→ Task instructions
Locate all lines with the word "prefix". Copy them.

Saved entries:
=======

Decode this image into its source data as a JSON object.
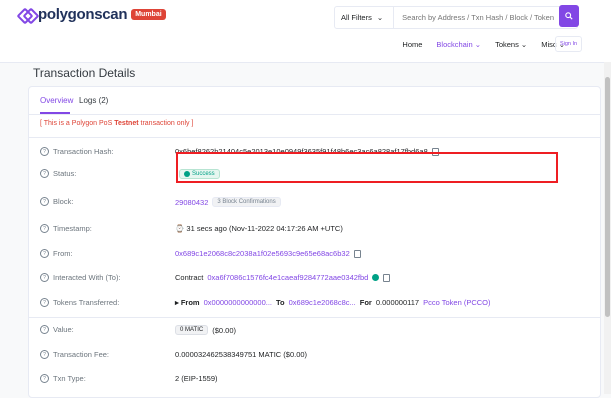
{
  "header": {
    "logo_text": "polygonscan",
    "network_badge": "Mumbai",
    "filter_label": "All Filters",
    "filter_chevron": "⌄",
    "search_placeholder": "Search by Address / Txn Hash / Block / Token",
    "nav": [
      {
        "label": "Home"
      },
      {
        "label": "Blockchain ⌄"
      },
      {
        "label": "Tokens ⌄"
      },
      {
        "label": "Misc ⌄"
      }
    ],
    "sign_in": "Sign In"
  },
  "page": {
    "title": "Transaction Details"
  },
  "tabs": [
    {
      "label": "Overview"
    },
    {
      "label": "Logs (2)"
    }
  ],
  "notice": {
    "prefix": "[ This is a Polygon PoS ",
    "bold": "Testnet",
    "suffix": " transaction only ]"
  },
  "rows": {
    "hash": {
      "label": "Transaction Hash:",
      "value": "0x6bef8262b21404c5e2013e10e0949f3635f91f48b6ec3ac6a828af17fbd6a8"
    },
    "status": {
      "label": "Status:",
      "value": "Success"
    },
    "block": {
      "label": "Block:",
      "value": "29080432",
      "confirmations": "3 Block Confirmations"
    },
    "timestamp": {
      "label": "Timestamp:",
      "value": "⌚ 31 secs ago (Nov-11-2022 04:17:26 AM +UTC)"
    },
    "from": {
      "label": "From:",
      "value": "0x689c1e2068c8c2038a1f02e5693c9e65e68ac6b32"
    },
    "interacted": {
      "label": "Interacted With (To):",
      "prefix": "Contract",
      "value": "0xa6f7086c1576fc4e1caeaf9284772aae0342fbd"
    },
    "tokens": {
      "label": "Tokens Transferred:",
      "from_label": "▸ From",
      "from_value": "0x0000000000000...",
      "to_label": "To",
      "to_value": "0x689c1e2068c8c...",
      "for_label": "For",
      "amount": "0.000000117",
      "token": "Pcco Token (PCCO)"
    },
    "value": {
      "label": "Value:",
      "amount": "0 MATIC",
      "usd": "($0.00)"
    },
    "fee": {
      "label": "Transaction Fee:",
      "value": "0.000032462538349751 MATIC ($0.00)"
    },
    "txn_type": {
      "label": "Txn Type:",
      "value": "2 (EIP-1559)"
    }
  },
  "colors": {
    "accent": "#8247e5",
    "success": "#00a186",
    "highlight": "#ee1e23",
    "warning": "#de4437"
  }
}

=======

→ Final result
    "prefix": "[ This is a Polygon PoS ",
      "prefix": "Contract",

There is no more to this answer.